EXERCISE OBJECTIVE » Repeat all the records exactly, omitting pictures.

Collected data entries »

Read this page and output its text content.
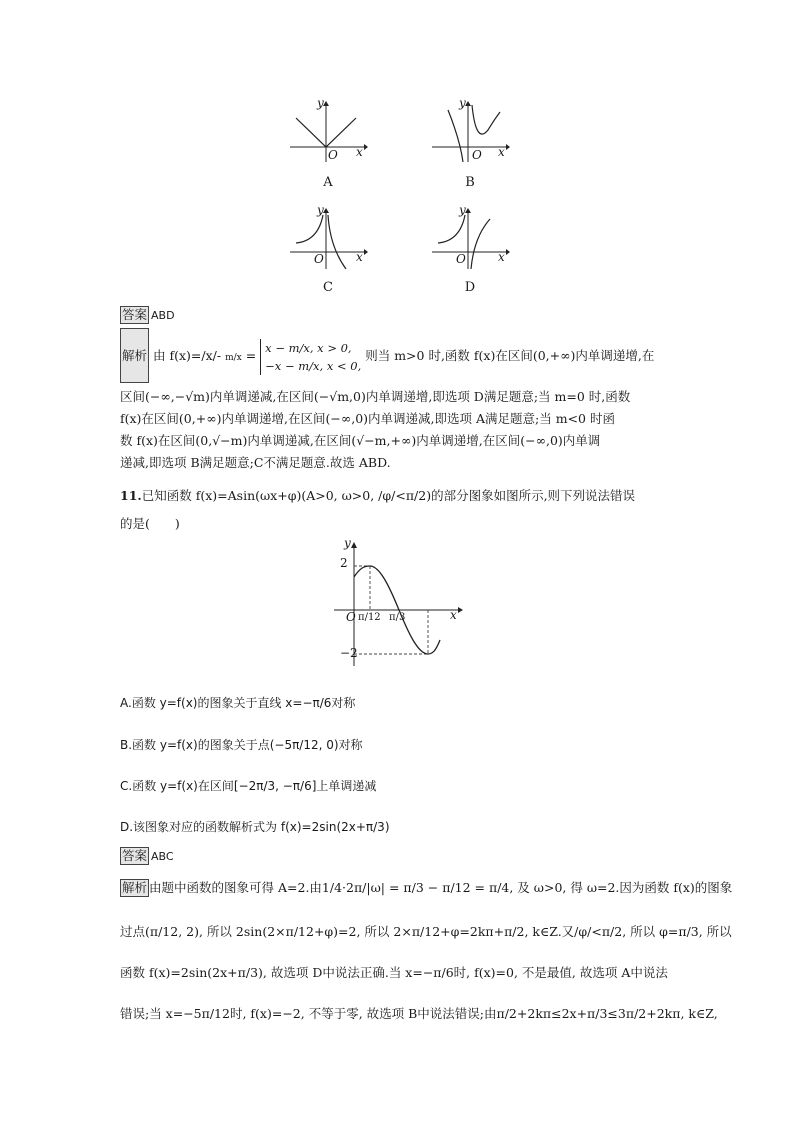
y
x
O
A
y
x
O
B
y
x
O
C
y
x
O
D
答案 ABD
解析 由 f(x)=/x/- m/x =
x − m/x, x > 0,
−x − m/x, x < 0,
则当 m>0 时,函数 f(x)在区间(0,+∞)内单调递增,在
区间(−∞,−√m)内单调递减,在区间(−√m,0)内单调递增,即选项 D满足题意;当 m=0 时,函数
f(x)在区间(0,+∞)内单调递增,在区间(−∞,0)内单调递减,即选项 A满足题意;当 m<0 时函
数 f(x)在区间(0,√−m)内单调递减,在区间(√−m,+∞)内单调递增,在区间(−∞,0)内单调
递减,即选项 B满足题意;C不满足题意.故选 ABD.
11.已知函数 f(x)=Asin(ωx+φ)(A>0, ω>0, /φ/<π/2)的部分图象如图所示,则下列说法错误
的是(　　)
y
x
O
2
−2
π/12 π/3
A.函数 y=f(x)的图象关于直线 x=−π/6对称
B.函数 y=f(x)的图象关于点(−5π/12, 0)对称
C.函数 y=f(x)在区间[−2π/3, −π/6]上单调递减
D.该图象对应的函数解析式为 f(x)=2sin(2x+π/3)
答案 ABC
解析 由题中函数的图象可得 A=2.由1/4·2π/|ω| = π/3 − π/12 = π/4, 及 ω>0, 得 ω=2.因为函数 f(x)的图象
过点(π/12, 2), 所以 2sin(2×π/12+φ)=2, 所以 2×π/12+φ=2kπ+π/2, k∈Z.又/φ/<π/2, 所以 φ=π/3, 所以
函数 f(x)=2sin(2x+π/3), 故选项 D中说法正确.当 x=−π/6时, f(x)=0, 不是最值, 故选项 A中说法
错误;当 x=−5π/12时, f(x)=−2, 不等于零, 故选项 B中说法错误;由π/2+2kπ≤2x+π/3≤3π/2+2kπ, k∈Z,
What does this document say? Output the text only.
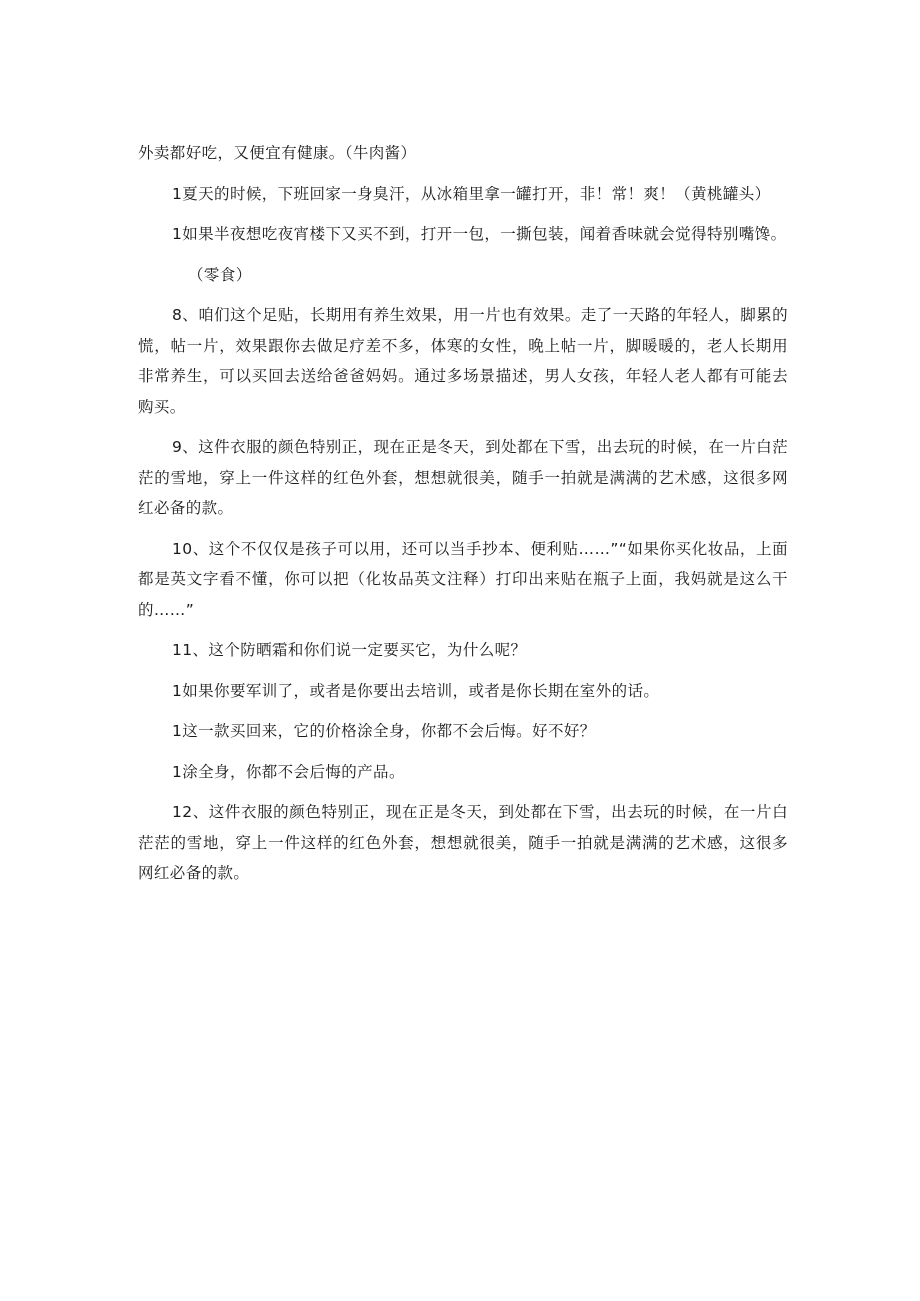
外卖都好吃，又便宜有健康。（牛肉酱）

1夏天的时候，下班回家一身臭汗，从冰箱里拿一罐打开，非！常！爽！（黄桃罐头）

1如果半夜想吃夜宵楼下又买不到，打开一包，一撕包装，闻着香味就会觉得特别嘴馋。

（零食）

8、咱们这个足贴，长期用有养生效果，用一片也有效果。走了一天路的年轻人，脚累的慌，帖一片，效果跟你去做足疗差不多，体寒的女性，晚上帖一片，脚暖暖的，老人长期用非常养生，可以买回去送给爸爸妈妈。通过多场景描述，男人女孩，年轻人老人都有可能去购买。

9、这件衣服的颜色特别正，现在正是冬天，到处都在下雪，出去玩的时候，在一片白茫茫的雪地，穿上一件这样的红色外套，想想就很美，随手一拍就是满满的艺术感，这很多网红必备的款。

10、这个不仅仅是孩子可以用，还可以当手抄本、便利贴……”“如果你买化妆品，上面都是英文字看不懂，你可以把（化妆品英文注释）打印出来贴在瓶子上面，我妈就是这么干的……”

11、这个防晒霜和你们说一定要买它，为什么呢？

1如果你要军训了，或者是你要出去培训，或者是你长期在室外的话。

1这一款买回来，它的价格涂全身，你都不会后悔。好不好？

1涂全身，你都不会后悔的产品。

12、这件衣服的颜色特别正，现在正是冬天，到处都在下雪，出去玩的时候，在一片白茫茫的雪地，穿上一件这样的红色外套，想想就很美，随手一拍就是满满的艺术感，这很多网红必备的款。
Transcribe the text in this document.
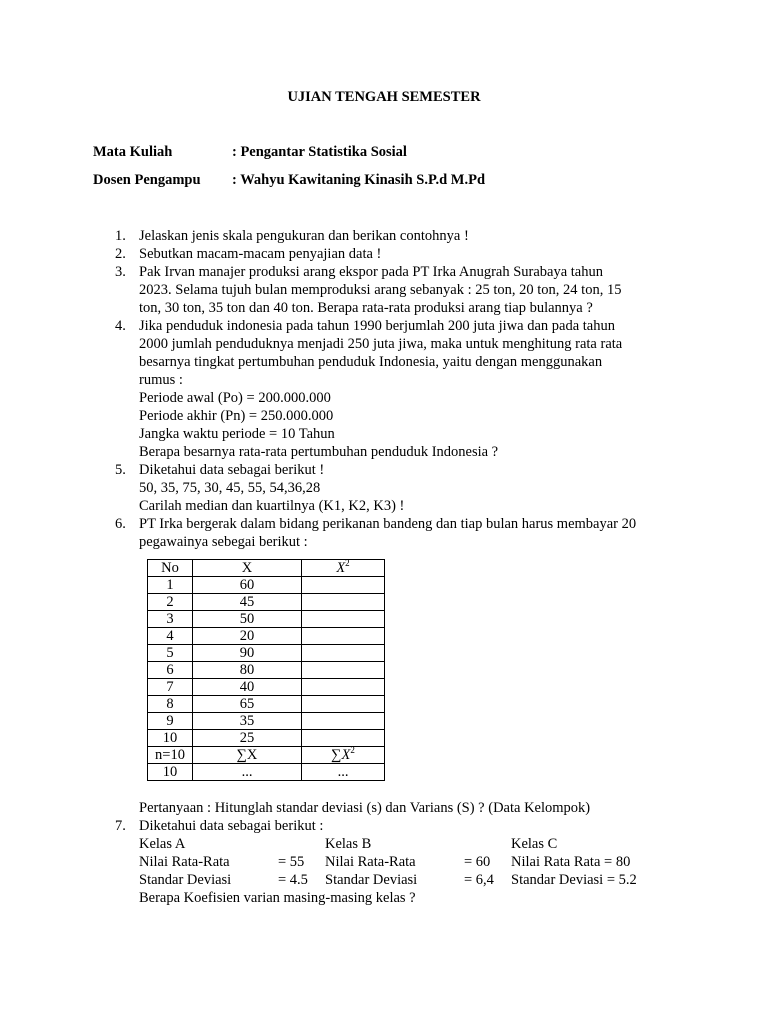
UJIAN TENGAH SEMESTER
Mata Kuliah	: Pengantar Statistika Sosial
Dosen Pengampu : Wahyu Kawitaning Kinasih S.P.d M.Pd
1. Jelaskan jenis skala pengukuran dan berikan contohnya !
2. Sebutkan macam-macam penyajian data !
3. Pak Irvan manajer produksi arang ekspor pada PT Irka Anugrah Surabaya tahun
2023. Selama tujuh bulan memproduksi arang sebanyak : 25 ton, 20 ton, 24 ton, 15
ton, 30 ton, 35 ton dan 40 ton. Berapa rata-rata produksi arang tiap bulannya ?
4. Jika penduduk indonesia pada tahun 1990 berjumlah 200 juta jiwa dan pada tahun
2000 jumlah penduduknya menjadi 250 juta jiwa, maka untuk menghitung rata rata
besarnya tingkat pertumbuhan penduduk Indonesia, yaitu dengan menggunakan
rumus :
Periode awal (Po) = 200.000.000
Periode akhir (Pn) = 250.000.000
Jangka waktu periode = 10 Tahun
Berapa besarnya rata-rata pertumbuhan penduduk Indonesia ?
5. Diketahui data sebagai berikut !
50, 35, 75, 30, 45, 55, 54,36,28
Carilah median dan kuartilnya (K1, K2, K3) !
6. PT Irka bergerak dalam bidang perikanan bandeng dan tiap bulan harus membayar 20
pegawainya sebegai berikut :
No	X	$X^2$
1	60	
2	45	
3	50	
4	20	
5	90	
6	80	
7	40	
8	65	
9	35	
10	25	
n=10	∑X	$\sum X^2$
10	...	...
Pertanyaan : Hitunglah standar deviasi (s) dan Varians (S) ? (Data Kelompok)
7. Diketahui data sebagai berikut :
Kelas A	Kelas B	Kelas C
Nilai Rata-Rata	= 55 Nilai Rata-Rata	= 60 Nilai Rata Rata = 80
Standar Deviasi	= 4.5 Standar Deviasi	= 6,4 Standar Deviasi = 5.2
Berapa Koefisien varian masing-masing kelas ?
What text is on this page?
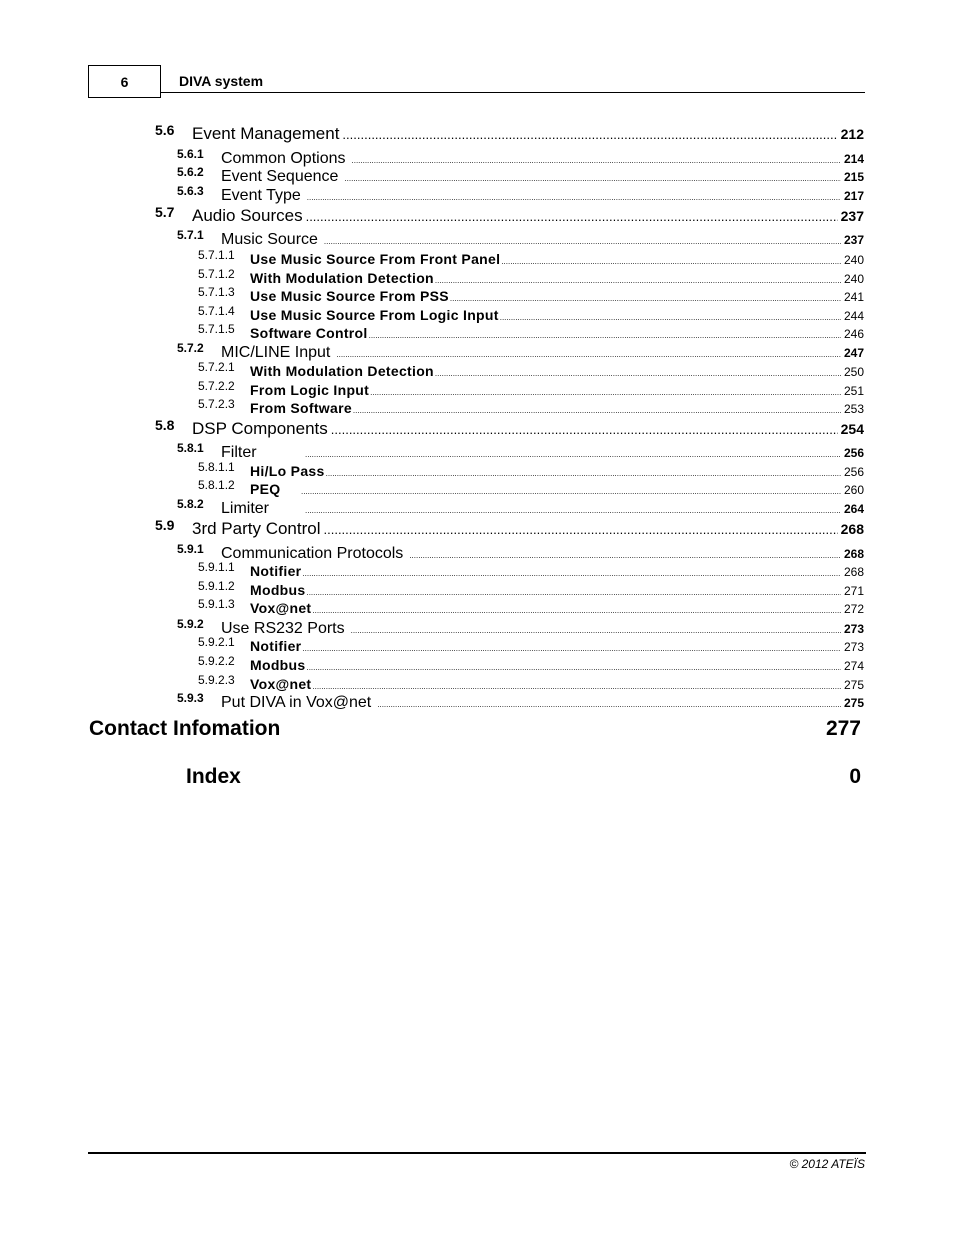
6	DIVA system
5.6 Event Management .....	212
5.6.1 Common Options .....	214
5.6.2 Event Sequence .....	215
5.6.3 Event Type .....	217
5.7 Audio Sources .....	237
5.7.1 Music Source .....	237
5.7.1.1 Use Music Source From Front Panel .....	240
5.7.1.2 With Modulation Detection .....	240
5.7.1.3 Use Music Source From PSS .....	241
5.7.1.4 Use Music Source From Logic Input .....	244
5.7.1.5 Software Control .....	246
5.7.2 MIC/LINE Input .....	247
5.7.2.1 With Modulation Detection .....	250
5.7.2.2 From Logic Input .....	251
5.7.2.3 From Software .....	253
5.8 DSP Components .....	254
5.8.1 Filter .....	256
5.8.1.1 Hi/Lo Pass .....	256
5.8.1.2 PEQ .....	260
5.8.2 Limiter .....	264
5.9 3rd Party Control .....	268
5.9.1 Communication Protocols .....	268
5.9.1.1 Notifier .....	268
5.9.1.2 Modbus .....	271
5.9.1.3 Vox@net .....	272
5.9.2 Use RS232 Ports .....	273
5.9.2.1 Notifier .....	273
5.9.2.2 Modbus .....	274
5.9.2.3 Vox@net .....	275
5.9.3 Put DIVA in Vox@net .....	275
Contact Infomation	277
Index	0
© 2012 ATEÏS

THE REPLY »
Read this page and output its text content.
y
x
O
A
y
x
O
B
y
x
O
C
y
x
O
D
答案 ABD
解析 由 f(x)=/x/- m/x =
x − m/x, x > 0,
−x − m/x, x < 0,
则当 m>0 时,函数 f(x)在区间(0,+∞)内单调递增,在
区间(−∞,−√m)内单调递减,在区间(−√m,0)内单调递增,即选项 D满足题意;当 m=0 时,函数
f(x)在区间(0,+∞)内单调递增,在区间(−∞,0)内单调递减,即选项 A满足题意;当 m<0 时函
数 f(x)在区间(0,√−m)内单调递减,在区间(√−m,+∞)内单调递增,在区间(−∞,0)内单调
递减,即选项 B满足题意;C不满足题意.故选 ABD.
11.已知函数 f(x)=Asin(ωx+φ)(A>0, ω>0, /φ/<π/2)的部分图象如图所示,则下列说法错误
的是(　　)
y
x
O
2
−2
π/12 π/3
A.函数 y=f(x)的图象关于直线 x=−π/6对称
B.函数 y=f(x)的图象关于点(−5π/12, 0)对称
C.函数 y=f(x)在区间[−2π/3, −π/6]上单调递减
D.该图象对应的函数解析式为 f(x)=2sin(2x+π/3)
答案 ABC
解析 由题中函数的图象可得 A=2.由1/4·2π/|ω| = π/3 − π/12 = π/4, 及 ω>0, 得 ω=2.因为函数 f(x)的图象
过点(π/12, 2), 所以 2sin(2×π/12+φ)=2, 所以 2×π/12+φ=2kπ+π/2, k∈Z.又/φ/<π/2, 所以 φ=π/3, 所以
函数 f(x)=2sin(2x+π/3), 故选项 D中说法正确.当 x=−π/6时, f(x)=0, 不是最值, 故选项 A中说法
错误;当 x=−5π/12时, f(x)=−2, 不等于零, 故选项 B中说法错误;由π/2+2kπ≤2x+π/3≤3π/2+2kπ, k∈Z,
What does this document say? Output the text only.
外卖都好吃，又便宜有健康。（牛肉酱）

1夏天的时候，下班回家一身臭汗，从冰箱里拿一罐打开，非！常！爽！（黄桃罐头）

1如果半夜想吃夜宵楼下又买不到，打开一包，一撕包装，闻着香味就会觉得特别嘴馋。

（零食）

8、咱们这个足贴，长期用有养生效果，用一片也有效果。走了一天路的年轻人，脚累的慌，帖一片，效果跟你去做足疗差不多，体寒的女性，晚上帖一片，脚暖暖的，老人长期用非常养生，可以买回去送给爸爸妈妈。通过多场景描述，男人女孩，年轻人老人都有可能去购买。

9、这件衣服的颜色特别正，现在正是冬天，到处都在下雪，出去玩的时候，在一片白茫茫的雪地，穿上一件这样的红色外套，想想就很美，随手一拍就是满满的艺术感，这很多网红必备的款。

10、这个不仅仅是孩子可以用，还可以当手抄本、便利贴……”“如果你买化妆品，上面都是英文字看不懂，你可以把（化妆品英文注释）打印出来贴在瓶子上面，我妈就是这么干的……”

11、这个防晒霜和你们说一定要买它，为什么呢？

1如果你要军训了，或者是你要出去培训，或者是你长期在室外的话。

1这一款买回来，它的价格涂全身，你都不会后悔。好不好？

1涂全身，你都不会后悔的产品。

12、这件衣服的颜色特别正，现在正是冬天，到处都在下雪，出去玩的时候，在一片白茫茫的雪地，穿上一件这样的红色外套，想想就很美，随手一拍就是满满的艺术感，这很多网红必备的款。
Transcribe the text in this document.
UJIAN TENGAH SEMESTER
Mata Kuliah	: Pengantar Statistika Sosial
Dosen Pengampu : Wahyu Kawitaning Kinasih S.P.d M.Pd
1. Jelaskan jenis skala pengukuran dan berikan contohnya !
2. Sebutkan macam-macam penyajian data !
3. Pak Irvan manajer produksi arang ekspor pada PT Irka Anugrah Surabaya tahun
2023. Selama tujuh bulan memproduksi arang sebanyak : 25 ton, 20 ton, 24 ton, 15
ton, 30 ton, 35 ton dan 40 ton. Berapa rata-rata produksi arang tiap bulannya ?
4. Jika penduduk indonesia pada tahun 1990 berjumlah 200 juta jiwa dan pada tahun
2000 jumlah penduduknya menjadi 250 juta jiwa, maka untuk menghitung rata rata
besarnya tingkat pertumbuhan penduduk Indonesia, yaitu dengan menggunakan
rumus :
Periode awal (Po) = 200.000.000
Periode akhir (Pn) = 250.000.000
Jangka waktu periode = 10 Tahun
Berapa besarnya rata-rata pertumbuhan penduduk Indonesia ?
5. Diketahui data sebagai berikut !
50, 35, 75, 30, 45, 55, 54,36,28
Carilah median dan kuartilnya (K1, K2, K3) !
6. PT Irka bergerak dalam bidang perikanan bandeng dan tiap bulan harus membayar 20
pegawainya sebegai berikut :
No	X	$X^2$
1	60	
2	45	
3	50	
4	20	
5	90	
6	80	
7	40	
8	65	
9	35	
10	25	
n=10	∑X	$\sum X^2$
10	...	...
Pertanyaan : Hitunglah standar deviasi (s) dan Varians (S) ? (Data Kelompok)
7. Diketahui data sebagai berikut :
Kelas A	Kelas B	Kelas C
Nilai Rata-Rata	= 55 Nilai Rata-Rata	= 60 Nilai Rata Rata = 80
Standar Deviasi	= 4.5 Standar Deviasi	= 6,4 Standar Deviasi = 5.2
Berapa Koefisien varian masing-masing kelas ?
What text is on this page?
6	DIVA system
5.6 Event Management .....	212
5.6.1 Common Options .....	214
5.6.2 Event Sequence .....	215
5.6.3 Event Type .....	217
5.7 Audio Sources .....	237
5.7.1 Music Source .....	237
5.7.1.1 Use Music Source From Front Panel .....	240
5.7.1.2 With Modulation Detection .....	240
5.7.1.3 Use Music Source From PSS .....	241
5.7.1.4 Use Music Source From Logic Input .....	244
5.7.1.5 Software Control .....	246
5.7.2 MIC/LINE Input .....	247
5.7.2.1 With Modulation Detection .....	250
5.7.2.2 From Logic Input .....	251
5.7.2.3 From Software .....	253
5.8 DSP Components .....	254
5.8.1 Filter .....	256
5.8.1.1 Hi/Lo Pass .....	256
5.8.1.2 PEQ .....	260
5.8.2 Limiter .....	264
5.9 3rd Party Control .....	268
5.9.1 Communication Protocols .....	268
5.9.1.1 Notifier .....	268
5.9.1.2 Modbus .....	271
5.9.1.3 Vox@net .....	272
5.9.2 Use RS232 Ports .....	273
5.9.2.1 Notifier .....	273
5.9.2.2 Modbus .....	274
5.9.2.3 Vox@net .....	275
5.9.3 Put DIVA in Vox@net .....	275
Contact Infomation	277
Index	0
© 2012 ATEÏS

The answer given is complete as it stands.